The task: Copy out each line that includes the word "Gravel".

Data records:
──────────────────────────────
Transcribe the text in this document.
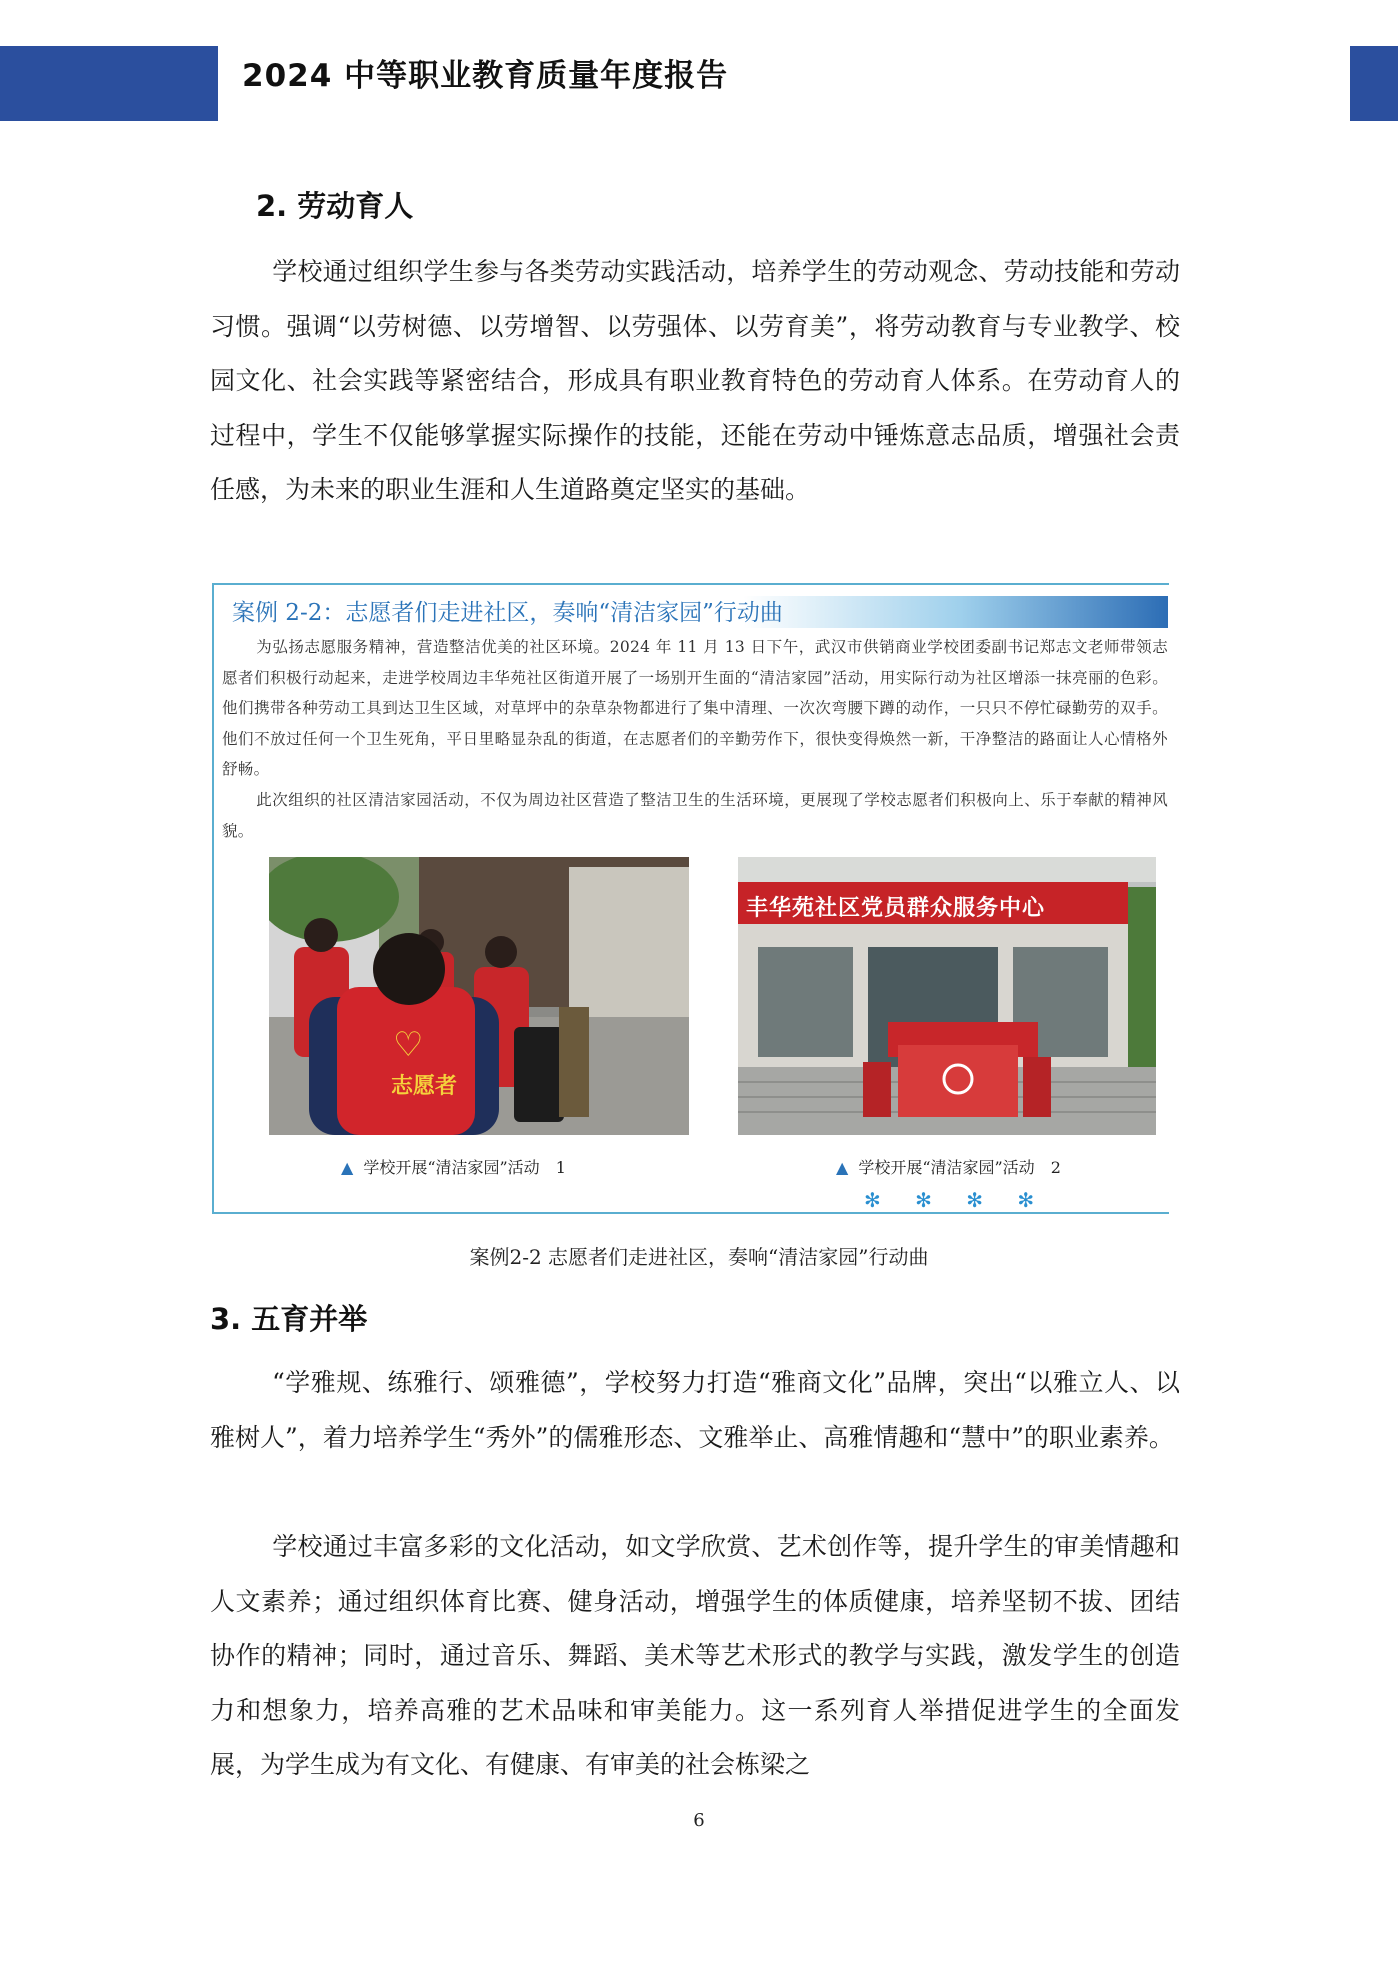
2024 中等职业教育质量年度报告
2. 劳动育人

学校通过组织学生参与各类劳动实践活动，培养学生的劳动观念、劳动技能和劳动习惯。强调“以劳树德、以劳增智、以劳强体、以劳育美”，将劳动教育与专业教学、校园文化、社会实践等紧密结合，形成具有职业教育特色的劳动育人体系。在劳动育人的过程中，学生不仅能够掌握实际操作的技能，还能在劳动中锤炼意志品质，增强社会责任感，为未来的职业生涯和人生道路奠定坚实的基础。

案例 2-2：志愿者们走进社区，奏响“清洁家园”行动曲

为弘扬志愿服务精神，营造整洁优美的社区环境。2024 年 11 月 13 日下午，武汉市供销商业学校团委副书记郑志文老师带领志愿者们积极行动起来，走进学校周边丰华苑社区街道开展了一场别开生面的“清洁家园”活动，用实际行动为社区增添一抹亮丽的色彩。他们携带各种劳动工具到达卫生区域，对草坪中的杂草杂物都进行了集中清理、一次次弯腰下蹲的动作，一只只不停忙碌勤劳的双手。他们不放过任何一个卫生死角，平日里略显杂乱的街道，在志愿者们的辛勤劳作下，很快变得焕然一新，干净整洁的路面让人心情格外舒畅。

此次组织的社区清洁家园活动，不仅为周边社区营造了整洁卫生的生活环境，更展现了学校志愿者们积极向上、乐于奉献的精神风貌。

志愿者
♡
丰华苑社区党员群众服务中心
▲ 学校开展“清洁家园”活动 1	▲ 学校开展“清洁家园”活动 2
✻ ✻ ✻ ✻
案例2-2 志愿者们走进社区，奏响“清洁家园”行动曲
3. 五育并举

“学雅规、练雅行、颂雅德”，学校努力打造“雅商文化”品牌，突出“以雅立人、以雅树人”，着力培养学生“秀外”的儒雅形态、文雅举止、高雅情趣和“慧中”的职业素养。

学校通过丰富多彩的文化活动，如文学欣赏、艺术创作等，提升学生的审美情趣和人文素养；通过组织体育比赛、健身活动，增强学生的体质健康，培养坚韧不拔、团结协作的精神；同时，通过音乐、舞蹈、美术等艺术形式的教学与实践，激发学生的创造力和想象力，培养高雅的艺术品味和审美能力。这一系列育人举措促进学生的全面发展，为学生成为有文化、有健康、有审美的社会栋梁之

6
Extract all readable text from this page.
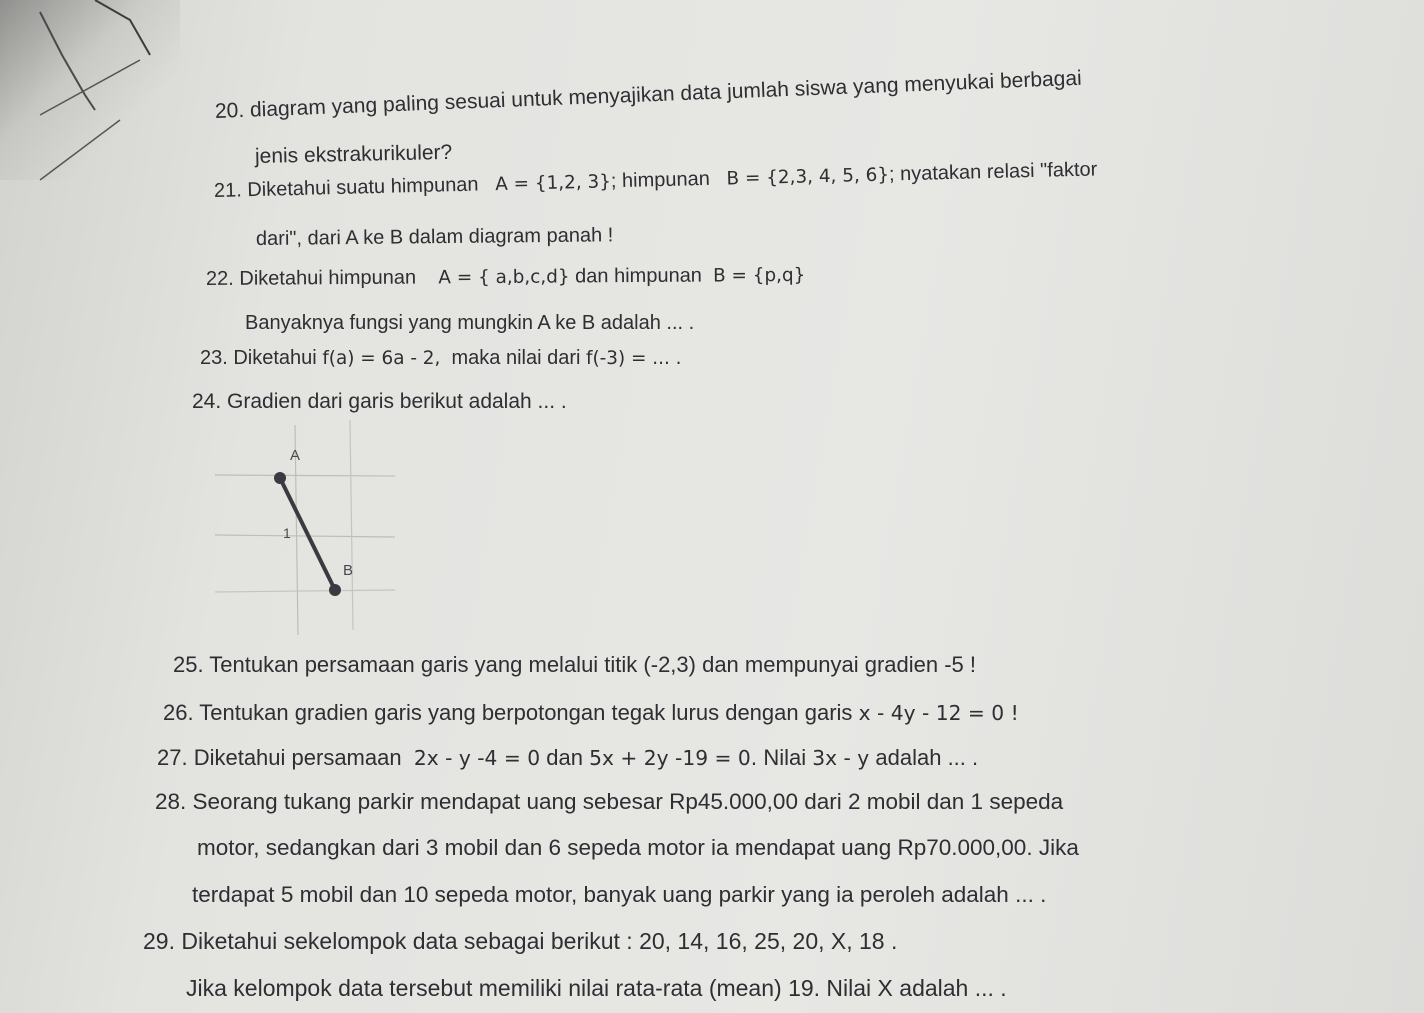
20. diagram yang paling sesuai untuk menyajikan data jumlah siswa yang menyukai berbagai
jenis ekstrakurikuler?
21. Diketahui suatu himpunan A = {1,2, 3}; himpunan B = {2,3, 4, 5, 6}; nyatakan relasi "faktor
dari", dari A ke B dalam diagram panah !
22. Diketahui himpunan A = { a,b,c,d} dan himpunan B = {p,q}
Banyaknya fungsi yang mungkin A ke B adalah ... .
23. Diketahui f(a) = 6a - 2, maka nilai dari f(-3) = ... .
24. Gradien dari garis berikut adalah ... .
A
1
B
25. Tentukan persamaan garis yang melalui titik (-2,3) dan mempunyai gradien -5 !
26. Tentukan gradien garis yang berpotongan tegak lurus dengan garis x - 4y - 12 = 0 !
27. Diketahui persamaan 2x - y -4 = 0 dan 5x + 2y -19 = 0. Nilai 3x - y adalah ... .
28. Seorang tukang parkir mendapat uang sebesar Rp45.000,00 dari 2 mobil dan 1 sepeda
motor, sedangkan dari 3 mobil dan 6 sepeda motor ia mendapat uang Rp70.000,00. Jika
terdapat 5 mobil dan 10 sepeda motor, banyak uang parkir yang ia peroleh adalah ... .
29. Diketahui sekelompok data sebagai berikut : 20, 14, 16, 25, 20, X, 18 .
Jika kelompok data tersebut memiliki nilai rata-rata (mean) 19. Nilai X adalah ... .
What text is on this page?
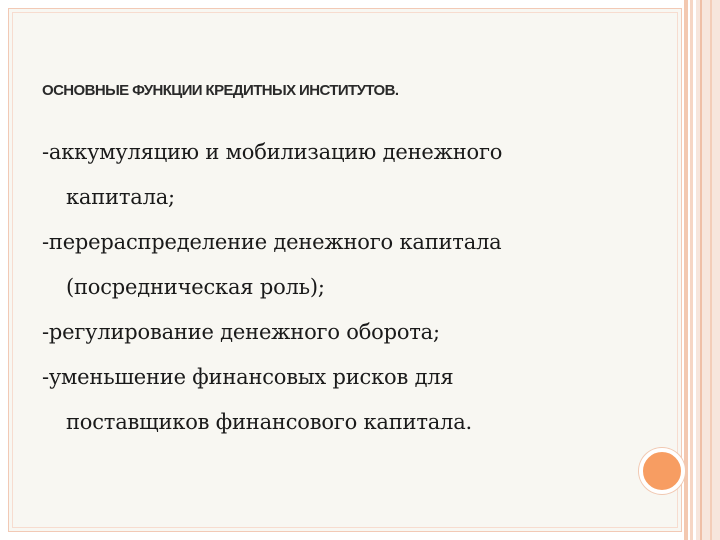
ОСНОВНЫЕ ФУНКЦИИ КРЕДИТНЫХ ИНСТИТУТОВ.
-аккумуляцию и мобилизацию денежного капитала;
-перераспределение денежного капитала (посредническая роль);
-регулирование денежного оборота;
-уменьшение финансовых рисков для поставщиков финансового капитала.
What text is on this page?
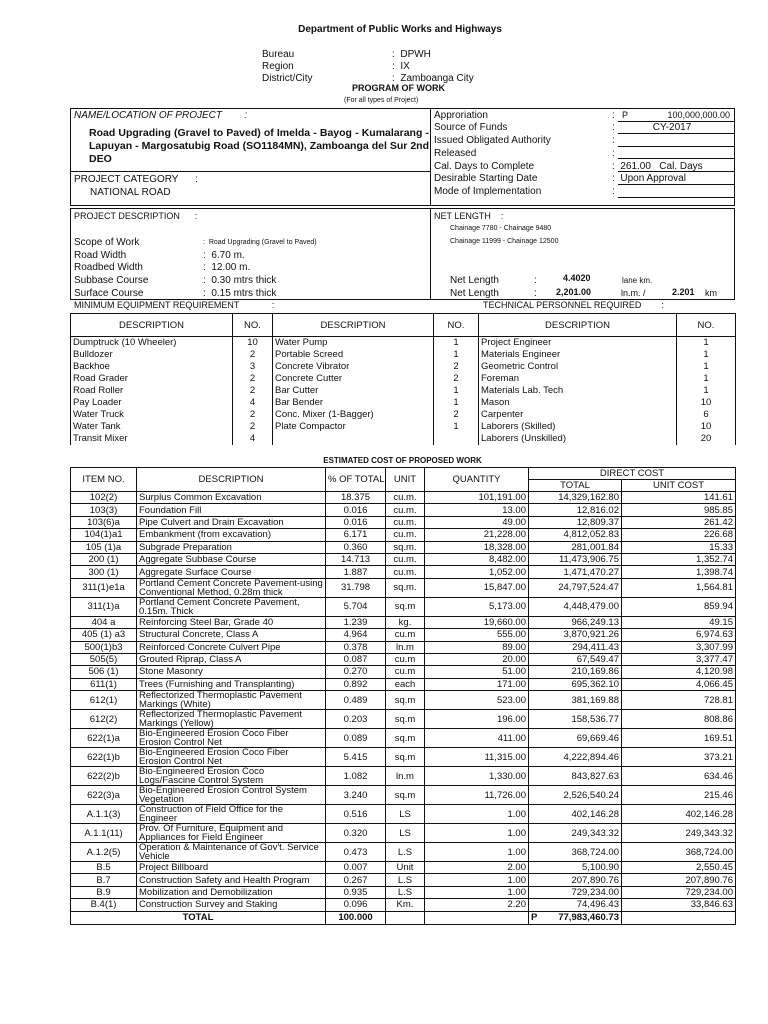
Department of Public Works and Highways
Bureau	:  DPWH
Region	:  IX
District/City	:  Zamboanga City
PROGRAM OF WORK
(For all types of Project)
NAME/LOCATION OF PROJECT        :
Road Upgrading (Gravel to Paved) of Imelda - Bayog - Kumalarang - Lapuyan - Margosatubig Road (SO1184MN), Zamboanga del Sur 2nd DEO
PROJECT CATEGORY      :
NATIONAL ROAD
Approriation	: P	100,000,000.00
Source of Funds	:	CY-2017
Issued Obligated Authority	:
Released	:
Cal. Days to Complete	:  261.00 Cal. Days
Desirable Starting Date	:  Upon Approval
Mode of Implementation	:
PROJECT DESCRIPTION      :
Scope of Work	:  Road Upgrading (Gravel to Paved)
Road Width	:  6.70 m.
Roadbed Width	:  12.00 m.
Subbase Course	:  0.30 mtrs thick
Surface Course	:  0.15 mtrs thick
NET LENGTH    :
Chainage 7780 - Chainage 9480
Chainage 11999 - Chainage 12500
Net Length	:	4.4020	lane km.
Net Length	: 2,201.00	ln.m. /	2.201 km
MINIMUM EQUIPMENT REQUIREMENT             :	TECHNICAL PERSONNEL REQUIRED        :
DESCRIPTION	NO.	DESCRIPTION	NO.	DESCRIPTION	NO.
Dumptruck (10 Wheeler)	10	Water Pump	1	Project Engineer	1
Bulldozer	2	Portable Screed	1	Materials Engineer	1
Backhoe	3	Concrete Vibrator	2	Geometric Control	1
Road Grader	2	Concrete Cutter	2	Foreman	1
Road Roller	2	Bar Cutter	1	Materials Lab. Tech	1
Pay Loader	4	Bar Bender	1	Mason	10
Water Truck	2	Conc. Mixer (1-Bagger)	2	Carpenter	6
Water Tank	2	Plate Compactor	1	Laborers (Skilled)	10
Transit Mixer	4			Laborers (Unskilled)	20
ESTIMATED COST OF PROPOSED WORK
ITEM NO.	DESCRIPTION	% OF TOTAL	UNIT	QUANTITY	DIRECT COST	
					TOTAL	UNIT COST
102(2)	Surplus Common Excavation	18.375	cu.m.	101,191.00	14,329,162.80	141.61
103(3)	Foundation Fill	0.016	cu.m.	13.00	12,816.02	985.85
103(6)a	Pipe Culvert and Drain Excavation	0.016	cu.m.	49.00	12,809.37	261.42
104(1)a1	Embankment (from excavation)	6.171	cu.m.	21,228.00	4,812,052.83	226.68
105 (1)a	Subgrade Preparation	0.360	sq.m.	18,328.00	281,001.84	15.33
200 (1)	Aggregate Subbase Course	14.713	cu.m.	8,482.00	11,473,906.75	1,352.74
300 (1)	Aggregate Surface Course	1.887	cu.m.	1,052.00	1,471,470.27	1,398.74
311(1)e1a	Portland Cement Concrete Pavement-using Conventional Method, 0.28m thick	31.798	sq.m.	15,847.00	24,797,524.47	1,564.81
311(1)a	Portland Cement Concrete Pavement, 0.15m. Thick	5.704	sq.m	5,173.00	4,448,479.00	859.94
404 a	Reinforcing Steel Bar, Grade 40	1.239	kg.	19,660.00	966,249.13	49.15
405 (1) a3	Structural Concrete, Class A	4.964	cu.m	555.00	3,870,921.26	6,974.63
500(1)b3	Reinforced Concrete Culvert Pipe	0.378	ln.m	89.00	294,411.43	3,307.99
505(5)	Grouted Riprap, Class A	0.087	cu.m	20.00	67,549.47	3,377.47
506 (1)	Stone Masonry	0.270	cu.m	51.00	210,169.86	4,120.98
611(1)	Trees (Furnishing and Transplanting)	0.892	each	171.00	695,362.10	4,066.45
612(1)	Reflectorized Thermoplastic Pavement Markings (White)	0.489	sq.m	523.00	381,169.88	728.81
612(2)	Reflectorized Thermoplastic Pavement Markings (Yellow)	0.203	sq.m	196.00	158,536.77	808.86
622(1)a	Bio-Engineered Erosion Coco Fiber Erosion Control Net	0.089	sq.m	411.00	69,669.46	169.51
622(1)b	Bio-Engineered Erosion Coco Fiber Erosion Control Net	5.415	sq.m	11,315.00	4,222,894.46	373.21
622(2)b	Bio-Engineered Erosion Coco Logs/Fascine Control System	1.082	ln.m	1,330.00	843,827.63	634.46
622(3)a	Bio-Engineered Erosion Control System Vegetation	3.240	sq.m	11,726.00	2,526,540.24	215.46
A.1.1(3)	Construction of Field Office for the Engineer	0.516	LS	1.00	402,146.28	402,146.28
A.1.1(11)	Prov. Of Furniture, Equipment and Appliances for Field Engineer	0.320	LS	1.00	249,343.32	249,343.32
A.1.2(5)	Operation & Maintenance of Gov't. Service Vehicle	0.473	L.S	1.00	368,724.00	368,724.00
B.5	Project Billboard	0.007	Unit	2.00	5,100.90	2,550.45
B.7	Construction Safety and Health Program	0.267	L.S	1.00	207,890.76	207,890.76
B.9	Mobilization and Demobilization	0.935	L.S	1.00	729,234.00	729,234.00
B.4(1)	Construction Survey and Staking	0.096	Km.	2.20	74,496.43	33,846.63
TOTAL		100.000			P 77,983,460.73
──────────────────────────────
Task output:
Road Upgrading (Gravel to Paved) of Imelda - Bayog - Kumalarang - Lapuyan - Margosatubig Road (SO1184MN), Zamboanga del Sur 2nd DEO
Scope of Work	:  Road Upgrading (Gravel to Paved)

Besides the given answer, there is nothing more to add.